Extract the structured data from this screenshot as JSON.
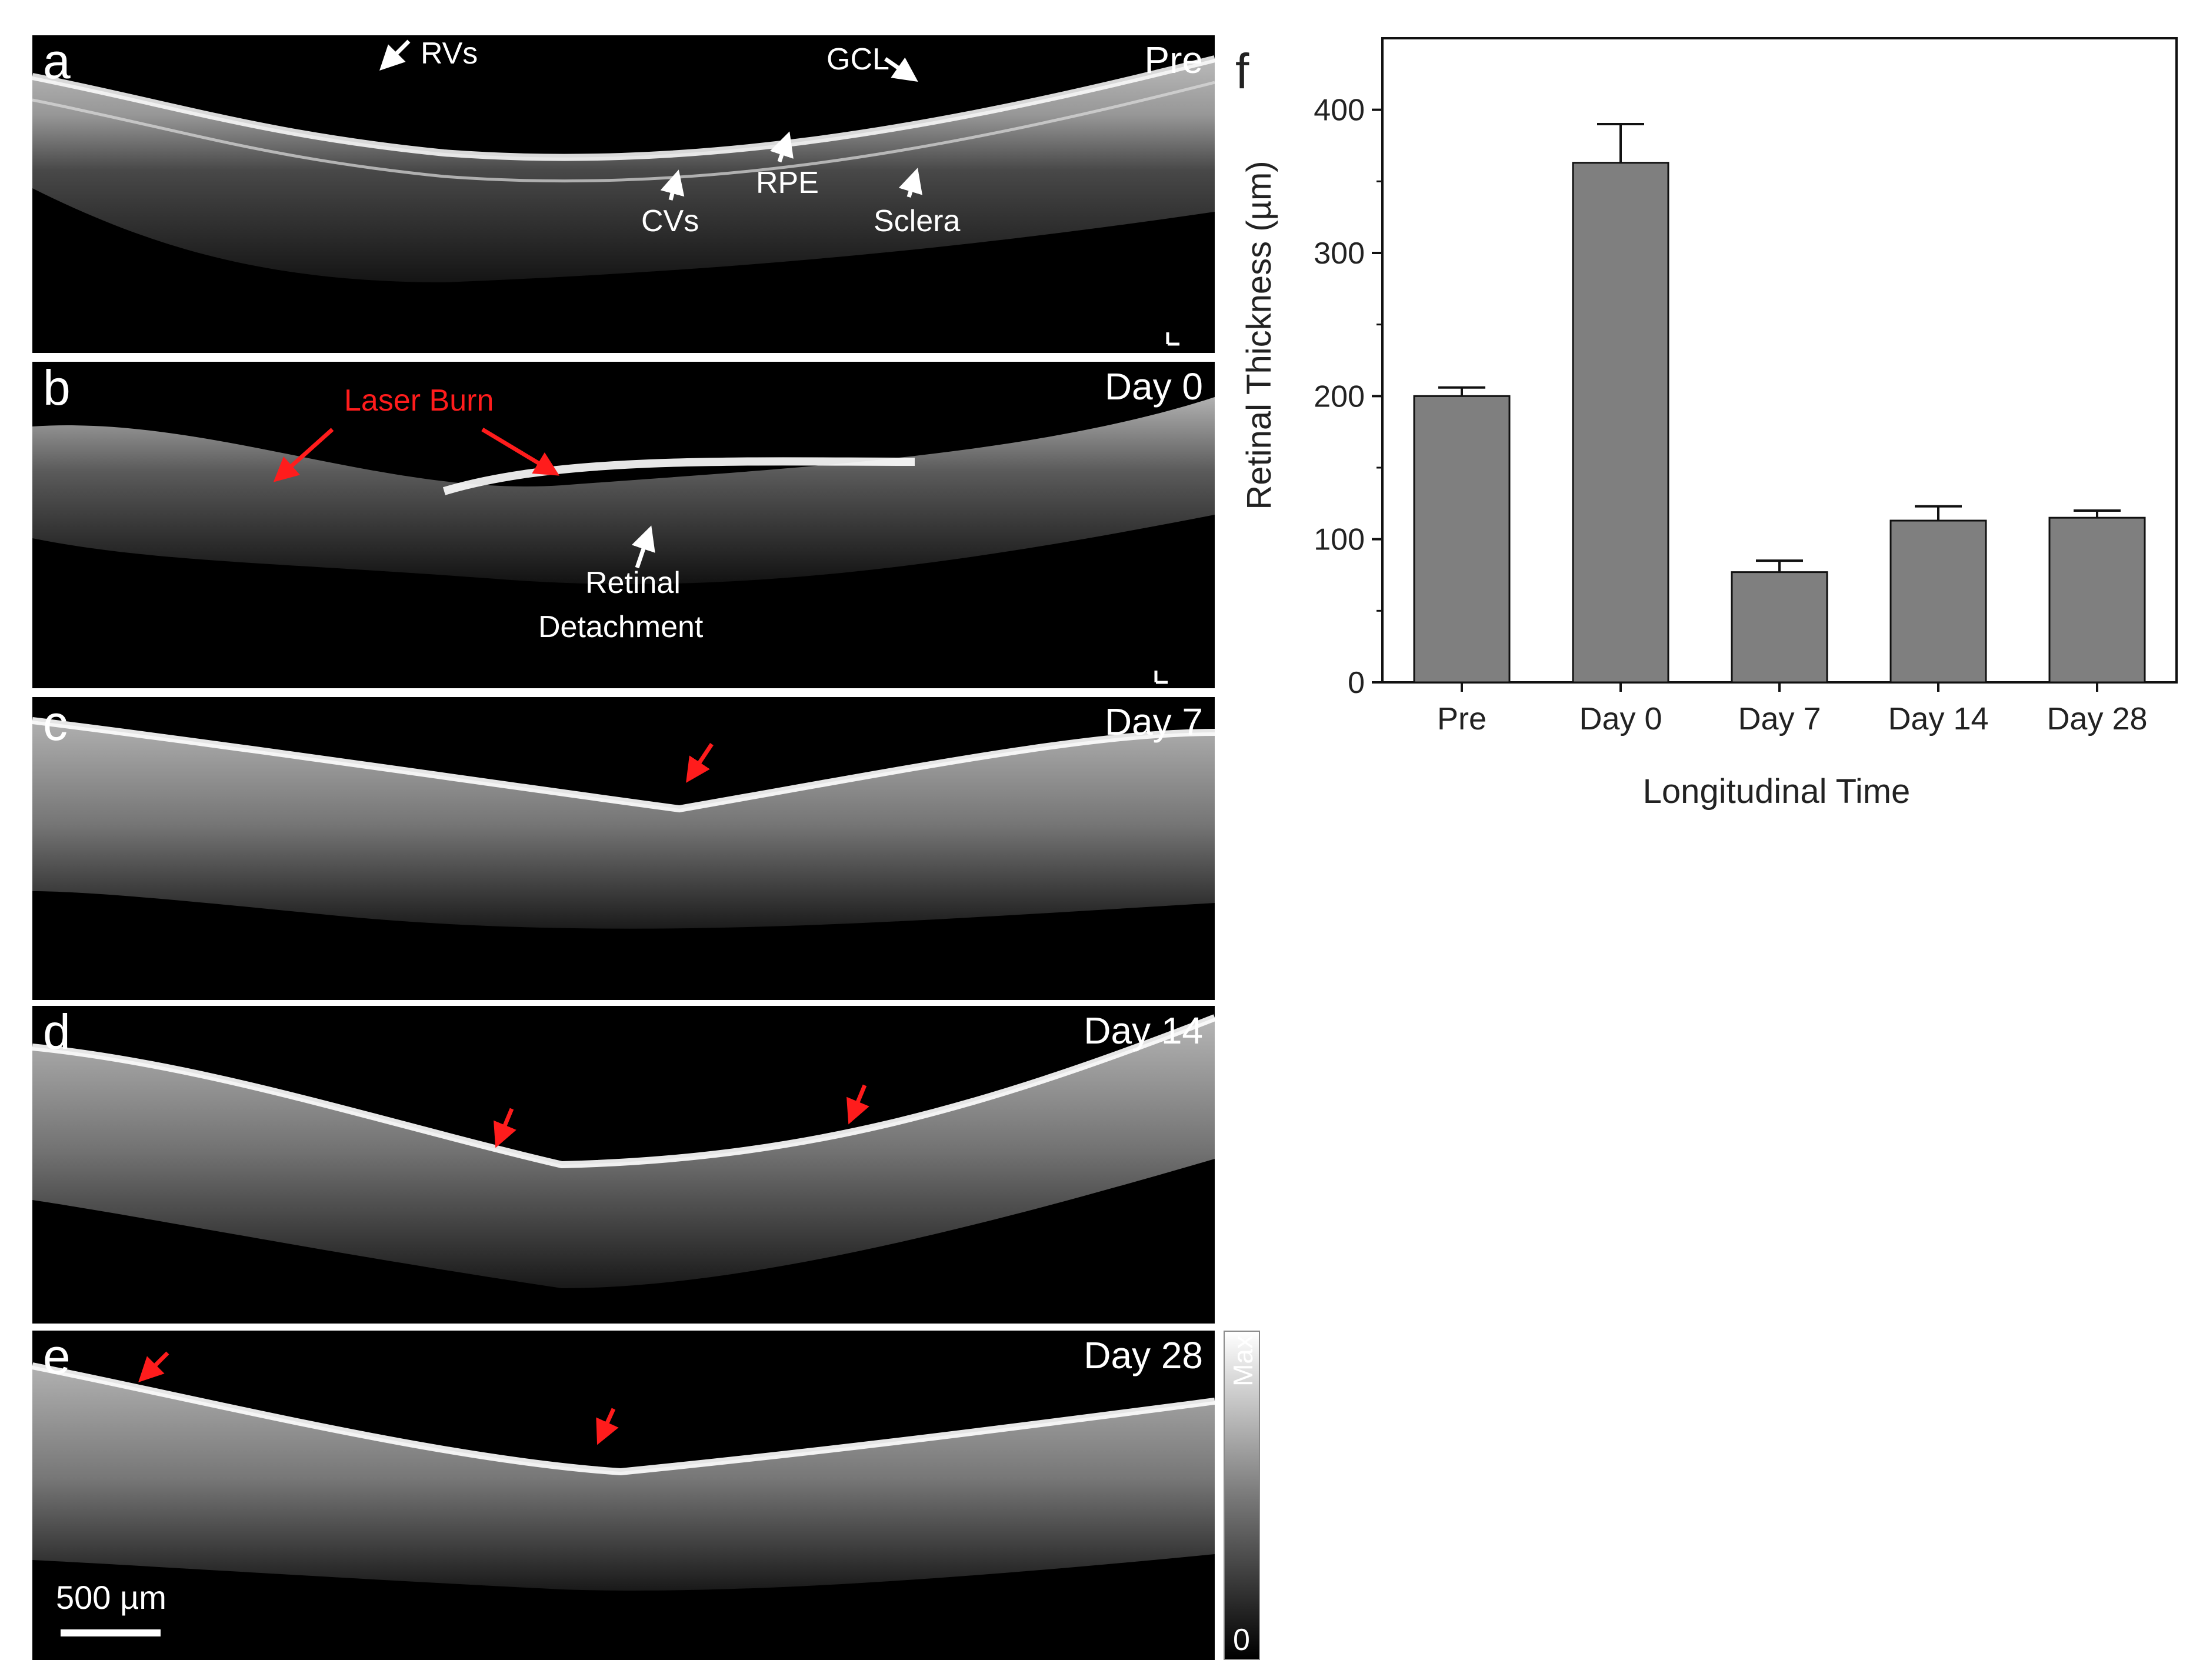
{
  "panels": [
    {
      "letter": "a",
      "label": "Pre",
      "annotations": [
        "RVs",
        "GCL",
        "RPE",
        "CVs",
        "Sclera"
      ]
    },
    {
      "letter": "b",
      "label": "Day 0",
      "annotations": [
        "Laser Burn",
        "Retinal",
        "Detachment"
      ]
    },
    {
      "letter": "c",
      "label": "Day 7"
    },
    {
      "letter": "d",
      "label": "Day 14"
    },
    {
      "letter": "e",
      "label": "Day 28",
      "scale_bar": "500 µm"
    }
  ],
  "colorbar": {
    "max_label": "Max",
    "min_label": "0"
  },
  "colors": {
    "annotation_red": "#ff1c1c",
    "bar_fill": "#7f7f7f",
    "bar_stroke": "#111111"
  },
  "chart_letter": "f",
  "chart_data": {
    "type": "bar",
    "categories": [
      "Pre",
      "Day 0",
      "Day 7",
      "Day 14",
      "Day 28"
    ],
    "values": [
      200,
      363,
      77,
      113,
      115
    ],
    "errors": [
      6,
      27,
      8,
      10,
      5
    ],
    "xlabel": "Longitudinal Time",
    "ylabel": "Retinal Thickness (µm)",
    "ylim": [
      0,
      450
    ],
    "yticks": [
      0,
      100,
      200,
      300,
      400
    ],
    "grid": false
  }
}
------------------------
DIRECTION: Find how many of the lines above have the word "Retinal" in them. State only that number.

FULL ANSWER: 2